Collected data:
————

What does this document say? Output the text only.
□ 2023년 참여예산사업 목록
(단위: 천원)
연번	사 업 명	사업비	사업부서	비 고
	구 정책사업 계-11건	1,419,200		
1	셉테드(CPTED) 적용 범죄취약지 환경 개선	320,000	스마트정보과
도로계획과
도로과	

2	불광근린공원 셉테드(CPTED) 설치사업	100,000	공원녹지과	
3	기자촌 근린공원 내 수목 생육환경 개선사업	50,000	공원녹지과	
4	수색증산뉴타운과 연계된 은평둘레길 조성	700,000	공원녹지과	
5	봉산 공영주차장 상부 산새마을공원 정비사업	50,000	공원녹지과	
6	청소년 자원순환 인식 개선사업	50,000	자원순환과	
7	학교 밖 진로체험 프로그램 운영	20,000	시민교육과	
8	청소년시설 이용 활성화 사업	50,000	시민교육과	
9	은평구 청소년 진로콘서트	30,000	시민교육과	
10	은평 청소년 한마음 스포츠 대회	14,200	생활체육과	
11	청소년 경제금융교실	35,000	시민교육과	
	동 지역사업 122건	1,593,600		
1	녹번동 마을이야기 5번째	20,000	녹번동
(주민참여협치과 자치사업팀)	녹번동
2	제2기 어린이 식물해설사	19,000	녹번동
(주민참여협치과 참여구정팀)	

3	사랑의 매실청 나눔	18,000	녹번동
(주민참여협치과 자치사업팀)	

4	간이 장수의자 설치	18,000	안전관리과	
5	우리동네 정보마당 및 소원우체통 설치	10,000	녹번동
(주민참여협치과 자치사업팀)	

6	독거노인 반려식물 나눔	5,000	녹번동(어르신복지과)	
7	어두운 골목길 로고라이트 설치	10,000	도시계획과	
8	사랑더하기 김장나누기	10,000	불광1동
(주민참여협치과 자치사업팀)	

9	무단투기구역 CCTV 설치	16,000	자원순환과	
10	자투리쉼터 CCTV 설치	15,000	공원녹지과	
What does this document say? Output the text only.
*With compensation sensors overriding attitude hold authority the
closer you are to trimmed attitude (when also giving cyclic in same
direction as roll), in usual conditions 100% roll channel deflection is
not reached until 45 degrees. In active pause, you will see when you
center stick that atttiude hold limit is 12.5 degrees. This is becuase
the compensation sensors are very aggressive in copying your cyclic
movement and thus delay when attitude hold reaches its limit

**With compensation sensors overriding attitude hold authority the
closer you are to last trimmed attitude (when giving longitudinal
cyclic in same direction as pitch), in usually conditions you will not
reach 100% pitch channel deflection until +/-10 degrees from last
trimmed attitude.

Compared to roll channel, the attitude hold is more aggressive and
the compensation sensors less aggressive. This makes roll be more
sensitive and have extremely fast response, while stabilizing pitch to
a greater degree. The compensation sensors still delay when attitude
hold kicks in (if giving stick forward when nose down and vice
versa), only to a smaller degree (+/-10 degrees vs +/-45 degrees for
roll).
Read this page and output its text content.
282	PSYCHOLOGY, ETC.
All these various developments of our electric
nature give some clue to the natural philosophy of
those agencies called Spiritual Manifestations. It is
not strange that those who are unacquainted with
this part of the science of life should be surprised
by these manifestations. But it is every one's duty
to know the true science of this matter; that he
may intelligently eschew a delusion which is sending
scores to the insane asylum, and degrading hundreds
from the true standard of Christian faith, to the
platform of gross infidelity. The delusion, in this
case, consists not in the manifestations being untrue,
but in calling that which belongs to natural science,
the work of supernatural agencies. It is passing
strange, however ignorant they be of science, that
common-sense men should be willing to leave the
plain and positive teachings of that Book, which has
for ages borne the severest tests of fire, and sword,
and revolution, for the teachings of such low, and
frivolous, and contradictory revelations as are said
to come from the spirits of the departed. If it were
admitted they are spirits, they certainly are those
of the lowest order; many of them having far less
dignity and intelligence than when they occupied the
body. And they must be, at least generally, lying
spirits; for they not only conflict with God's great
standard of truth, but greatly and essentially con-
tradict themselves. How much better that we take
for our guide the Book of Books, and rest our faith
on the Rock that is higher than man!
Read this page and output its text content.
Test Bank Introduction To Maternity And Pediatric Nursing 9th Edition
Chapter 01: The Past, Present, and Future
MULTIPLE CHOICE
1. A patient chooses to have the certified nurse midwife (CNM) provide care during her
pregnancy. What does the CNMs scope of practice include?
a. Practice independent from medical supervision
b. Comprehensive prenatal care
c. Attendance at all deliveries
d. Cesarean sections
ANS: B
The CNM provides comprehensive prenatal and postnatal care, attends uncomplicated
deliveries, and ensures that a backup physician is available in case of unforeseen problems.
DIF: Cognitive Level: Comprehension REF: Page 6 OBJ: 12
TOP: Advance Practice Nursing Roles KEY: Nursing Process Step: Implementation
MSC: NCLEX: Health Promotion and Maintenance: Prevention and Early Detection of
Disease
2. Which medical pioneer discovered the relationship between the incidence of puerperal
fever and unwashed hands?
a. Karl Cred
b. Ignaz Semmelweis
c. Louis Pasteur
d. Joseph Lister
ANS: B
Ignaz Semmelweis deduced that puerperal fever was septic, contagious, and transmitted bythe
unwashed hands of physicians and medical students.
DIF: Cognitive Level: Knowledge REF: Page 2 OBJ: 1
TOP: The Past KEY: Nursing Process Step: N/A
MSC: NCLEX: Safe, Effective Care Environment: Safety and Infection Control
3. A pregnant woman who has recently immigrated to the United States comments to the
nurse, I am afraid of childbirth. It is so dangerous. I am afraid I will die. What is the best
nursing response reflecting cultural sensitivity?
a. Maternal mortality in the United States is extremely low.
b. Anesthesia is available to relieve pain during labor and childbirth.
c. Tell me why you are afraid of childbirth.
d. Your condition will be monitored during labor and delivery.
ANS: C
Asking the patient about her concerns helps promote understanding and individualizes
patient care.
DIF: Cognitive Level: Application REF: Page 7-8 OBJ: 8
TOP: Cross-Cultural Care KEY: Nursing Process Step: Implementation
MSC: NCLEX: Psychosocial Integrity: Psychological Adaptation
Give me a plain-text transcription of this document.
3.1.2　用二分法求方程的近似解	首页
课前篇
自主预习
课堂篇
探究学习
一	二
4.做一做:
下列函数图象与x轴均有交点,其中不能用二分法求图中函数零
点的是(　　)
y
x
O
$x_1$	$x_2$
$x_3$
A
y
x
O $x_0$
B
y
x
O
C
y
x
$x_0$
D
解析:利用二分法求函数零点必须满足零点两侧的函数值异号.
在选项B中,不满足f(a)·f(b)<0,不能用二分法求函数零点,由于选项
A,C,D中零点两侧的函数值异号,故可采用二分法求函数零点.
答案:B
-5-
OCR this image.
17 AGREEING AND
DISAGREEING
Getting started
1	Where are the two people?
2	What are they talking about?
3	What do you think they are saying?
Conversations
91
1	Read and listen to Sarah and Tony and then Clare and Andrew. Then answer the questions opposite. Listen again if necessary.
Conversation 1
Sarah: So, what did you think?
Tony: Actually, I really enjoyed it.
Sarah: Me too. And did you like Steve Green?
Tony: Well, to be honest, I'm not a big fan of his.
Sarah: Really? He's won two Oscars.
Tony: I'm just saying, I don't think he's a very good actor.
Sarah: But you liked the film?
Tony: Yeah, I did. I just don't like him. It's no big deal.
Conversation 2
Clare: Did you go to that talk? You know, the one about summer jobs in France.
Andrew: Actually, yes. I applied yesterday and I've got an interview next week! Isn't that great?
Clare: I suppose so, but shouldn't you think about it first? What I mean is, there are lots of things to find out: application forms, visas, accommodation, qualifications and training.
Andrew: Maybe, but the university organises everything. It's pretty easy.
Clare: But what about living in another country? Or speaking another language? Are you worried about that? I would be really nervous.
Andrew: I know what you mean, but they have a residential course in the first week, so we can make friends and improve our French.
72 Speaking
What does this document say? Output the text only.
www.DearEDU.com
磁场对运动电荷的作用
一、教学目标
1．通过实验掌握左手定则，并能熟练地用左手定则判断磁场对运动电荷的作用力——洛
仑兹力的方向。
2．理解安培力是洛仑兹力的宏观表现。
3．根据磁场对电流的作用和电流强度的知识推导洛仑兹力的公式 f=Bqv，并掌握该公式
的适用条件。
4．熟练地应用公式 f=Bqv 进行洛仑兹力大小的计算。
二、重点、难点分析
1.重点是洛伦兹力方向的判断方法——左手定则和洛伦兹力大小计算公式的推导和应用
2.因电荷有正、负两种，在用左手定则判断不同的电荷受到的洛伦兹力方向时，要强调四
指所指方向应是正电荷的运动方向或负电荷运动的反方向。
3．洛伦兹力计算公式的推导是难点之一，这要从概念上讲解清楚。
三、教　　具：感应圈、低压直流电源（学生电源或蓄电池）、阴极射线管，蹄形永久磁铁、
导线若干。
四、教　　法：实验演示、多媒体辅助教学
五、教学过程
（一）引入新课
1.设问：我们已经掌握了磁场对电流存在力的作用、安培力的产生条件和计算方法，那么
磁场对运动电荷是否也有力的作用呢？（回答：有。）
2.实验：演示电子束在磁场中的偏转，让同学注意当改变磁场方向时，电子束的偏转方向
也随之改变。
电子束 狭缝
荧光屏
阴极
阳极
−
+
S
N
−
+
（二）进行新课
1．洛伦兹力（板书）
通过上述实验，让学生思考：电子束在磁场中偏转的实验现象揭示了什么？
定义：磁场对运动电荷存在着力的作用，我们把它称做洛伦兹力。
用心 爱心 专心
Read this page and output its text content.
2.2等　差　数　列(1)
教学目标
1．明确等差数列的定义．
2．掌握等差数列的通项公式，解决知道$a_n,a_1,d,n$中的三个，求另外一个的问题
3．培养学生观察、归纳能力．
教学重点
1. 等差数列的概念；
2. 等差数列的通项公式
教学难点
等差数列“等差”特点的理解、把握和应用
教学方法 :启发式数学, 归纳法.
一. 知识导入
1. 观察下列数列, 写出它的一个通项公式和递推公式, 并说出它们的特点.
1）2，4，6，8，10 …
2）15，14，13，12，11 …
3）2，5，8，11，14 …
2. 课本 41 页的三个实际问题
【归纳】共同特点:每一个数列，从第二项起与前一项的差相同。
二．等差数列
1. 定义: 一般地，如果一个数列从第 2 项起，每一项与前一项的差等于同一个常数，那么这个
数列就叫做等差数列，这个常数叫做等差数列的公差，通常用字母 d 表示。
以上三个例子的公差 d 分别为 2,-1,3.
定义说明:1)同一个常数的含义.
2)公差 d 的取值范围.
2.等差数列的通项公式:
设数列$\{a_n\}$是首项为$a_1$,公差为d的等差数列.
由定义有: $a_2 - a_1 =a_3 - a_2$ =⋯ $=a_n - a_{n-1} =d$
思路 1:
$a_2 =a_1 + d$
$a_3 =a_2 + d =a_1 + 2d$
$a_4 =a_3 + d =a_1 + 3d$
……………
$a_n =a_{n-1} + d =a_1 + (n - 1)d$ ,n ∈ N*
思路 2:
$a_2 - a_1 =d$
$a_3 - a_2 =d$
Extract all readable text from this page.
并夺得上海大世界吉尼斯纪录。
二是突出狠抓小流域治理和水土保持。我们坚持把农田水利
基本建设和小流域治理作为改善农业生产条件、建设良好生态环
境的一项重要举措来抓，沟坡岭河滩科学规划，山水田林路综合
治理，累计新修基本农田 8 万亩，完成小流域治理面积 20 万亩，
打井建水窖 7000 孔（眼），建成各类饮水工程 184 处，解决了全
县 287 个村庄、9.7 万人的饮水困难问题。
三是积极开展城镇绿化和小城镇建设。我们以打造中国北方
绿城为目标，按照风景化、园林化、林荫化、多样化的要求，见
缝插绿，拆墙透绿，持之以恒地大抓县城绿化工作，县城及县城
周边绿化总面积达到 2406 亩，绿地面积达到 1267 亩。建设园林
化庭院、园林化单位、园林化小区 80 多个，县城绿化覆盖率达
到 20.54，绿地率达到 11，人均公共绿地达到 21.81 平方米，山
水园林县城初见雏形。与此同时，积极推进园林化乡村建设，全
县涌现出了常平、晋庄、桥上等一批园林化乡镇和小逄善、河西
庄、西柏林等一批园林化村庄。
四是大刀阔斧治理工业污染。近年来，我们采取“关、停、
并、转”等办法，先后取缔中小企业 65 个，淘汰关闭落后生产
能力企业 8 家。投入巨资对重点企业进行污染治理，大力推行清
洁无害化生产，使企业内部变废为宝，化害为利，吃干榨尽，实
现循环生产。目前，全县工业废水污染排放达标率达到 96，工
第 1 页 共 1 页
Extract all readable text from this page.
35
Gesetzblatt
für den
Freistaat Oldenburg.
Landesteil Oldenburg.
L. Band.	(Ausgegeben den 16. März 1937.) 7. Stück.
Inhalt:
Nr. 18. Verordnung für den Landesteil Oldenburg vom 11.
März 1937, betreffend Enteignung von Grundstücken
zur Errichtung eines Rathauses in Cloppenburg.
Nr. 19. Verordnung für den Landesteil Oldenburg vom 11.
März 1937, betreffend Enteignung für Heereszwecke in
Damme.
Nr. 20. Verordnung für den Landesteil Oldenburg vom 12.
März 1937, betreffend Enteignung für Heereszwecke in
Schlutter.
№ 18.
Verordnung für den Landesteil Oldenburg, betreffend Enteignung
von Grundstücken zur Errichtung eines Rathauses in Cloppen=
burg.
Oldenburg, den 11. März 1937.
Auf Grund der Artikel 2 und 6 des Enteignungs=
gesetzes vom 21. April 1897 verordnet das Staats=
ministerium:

————

* [WORK INSTRUCTIONS]: Pull every line containing the word "Process" out of the material.

* [TASK OUTPUT]:
TOP: Advance Practice Nursing Roles KEY: Nursing Process Step: Implementation
TOP: The Past KEY: Nursing Process Step: N/A
TOP: Cross-Cultural Care KEY: Nursing Process Step: Implementation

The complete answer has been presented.